● Objetivo a:
Según la sección del documento, ¿por qué teoría es célebre Henri Tajfel?

Empecé a escribir este artículo citando al psicólogo y sociólogo británico, de origen judeopolaco, Henri Tajfel, célebre por desarrollar la “teoría de la identidad social”. También me documenté sobre el papel de su alumno, John Turner, en esta controvertida propuesta. Indagué sobre la vida de Tajfel y sobre cómo la segunda guerra mundial y el horror nazi fueron determinantes en su pensamiento.
Mientras iba poniendo negro sobre blanco la idea que pretendía transmitir hoy, reparé en una entrevista para la BBC al historiador y escritor israelí, Yuval Hoah Harrari, también de origen judeopolaco, en la que ofrecía un interesantísimo punto de vista sobre el actual conflicto en Oriente Medio y, por extensión, sobre todos los conflictos de la humanidad.
Conforme avanzaba hacia el punto final de mi escrito, reparé en la innecesaria profusión de citas que había usado, que lejos de aclarar las ideas, parecían ser tan solo una capa de aparente erudición, inútil si la idea es clara e innecesaria para que se entienda el argumento.

(Datos de ubicación de elementos)

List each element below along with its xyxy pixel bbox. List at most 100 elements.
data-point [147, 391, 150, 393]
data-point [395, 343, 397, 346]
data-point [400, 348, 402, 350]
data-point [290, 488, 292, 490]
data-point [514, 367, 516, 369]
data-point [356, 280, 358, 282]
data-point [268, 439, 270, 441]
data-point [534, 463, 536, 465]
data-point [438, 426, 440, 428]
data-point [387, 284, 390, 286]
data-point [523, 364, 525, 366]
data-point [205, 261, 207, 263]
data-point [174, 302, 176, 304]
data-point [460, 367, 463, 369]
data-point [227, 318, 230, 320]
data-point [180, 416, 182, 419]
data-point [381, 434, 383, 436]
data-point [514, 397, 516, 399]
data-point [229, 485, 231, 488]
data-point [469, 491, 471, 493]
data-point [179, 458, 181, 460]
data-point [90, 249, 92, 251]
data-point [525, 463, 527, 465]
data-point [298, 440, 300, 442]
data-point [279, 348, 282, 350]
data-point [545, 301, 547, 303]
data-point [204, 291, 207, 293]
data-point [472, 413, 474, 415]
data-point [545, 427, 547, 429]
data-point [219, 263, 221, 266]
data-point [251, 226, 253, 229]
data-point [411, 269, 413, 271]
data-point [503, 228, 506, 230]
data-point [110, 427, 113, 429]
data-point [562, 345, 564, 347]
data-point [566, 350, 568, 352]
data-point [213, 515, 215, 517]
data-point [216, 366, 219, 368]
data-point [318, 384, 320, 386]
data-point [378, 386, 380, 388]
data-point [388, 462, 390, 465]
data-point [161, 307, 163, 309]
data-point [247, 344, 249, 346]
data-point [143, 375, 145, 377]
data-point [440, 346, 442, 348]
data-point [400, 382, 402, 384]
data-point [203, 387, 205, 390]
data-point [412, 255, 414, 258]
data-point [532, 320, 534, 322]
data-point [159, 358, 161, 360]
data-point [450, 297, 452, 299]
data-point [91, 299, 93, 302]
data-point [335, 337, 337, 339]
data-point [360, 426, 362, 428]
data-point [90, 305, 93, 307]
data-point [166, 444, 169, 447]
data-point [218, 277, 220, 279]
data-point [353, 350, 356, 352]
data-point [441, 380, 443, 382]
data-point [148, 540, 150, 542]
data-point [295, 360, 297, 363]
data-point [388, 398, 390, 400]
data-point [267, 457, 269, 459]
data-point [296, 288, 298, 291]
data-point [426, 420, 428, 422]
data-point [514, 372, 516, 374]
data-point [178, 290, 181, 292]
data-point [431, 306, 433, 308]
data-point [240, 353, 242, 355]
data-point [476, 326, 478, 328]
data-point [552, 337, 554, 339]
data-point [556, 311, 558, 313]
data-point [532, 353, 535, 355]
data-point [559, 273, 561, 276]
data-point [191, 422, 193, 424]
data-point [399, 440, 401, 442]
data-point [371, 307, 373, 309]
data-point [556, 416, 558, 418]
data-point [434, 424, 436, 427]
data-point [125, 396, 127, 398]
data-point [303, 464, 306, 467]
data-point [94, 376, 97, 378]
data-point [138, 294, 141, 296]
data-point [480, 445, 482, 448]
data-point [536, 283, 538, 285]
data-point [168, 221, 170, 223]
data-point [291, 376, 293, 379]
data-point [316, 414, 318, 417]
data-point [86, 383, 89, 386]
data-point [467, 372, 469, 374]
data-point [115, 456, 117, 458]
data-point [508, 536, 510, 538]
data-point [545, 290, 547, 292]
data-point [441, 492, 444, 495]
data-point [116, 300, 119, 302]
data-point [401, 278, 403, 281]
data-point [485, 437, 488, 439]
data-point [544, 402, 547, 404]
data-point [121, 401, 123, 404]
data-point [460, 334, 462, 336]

● Objetivo b:
Cite textualmente las líneas de los registros que van desde su comienzo hasta la línea que contiene "data-point [387, 284, 390, 286]", incluida esta.

● Solución a:
Por desarrollar la “teoría de la identidad social”.

● Solución b:
List each element below along with its xyxy pixel bbox. List at most 100 elements.
data-point [147, 391, 150, 393]
data-point [395, 343, 397, 346]
data-point [400, 348, 402, 350]
data-point [290, 488, 292, 490]
data-point [514, 367, 516, 369]
data-point [356, 280, 358, 282]
data-point [268, 439, 270, 441]
data-point [534, 463, 536, 465]
data-point [438, 426, 440, 428]
data-point [387, 284, 390, 286]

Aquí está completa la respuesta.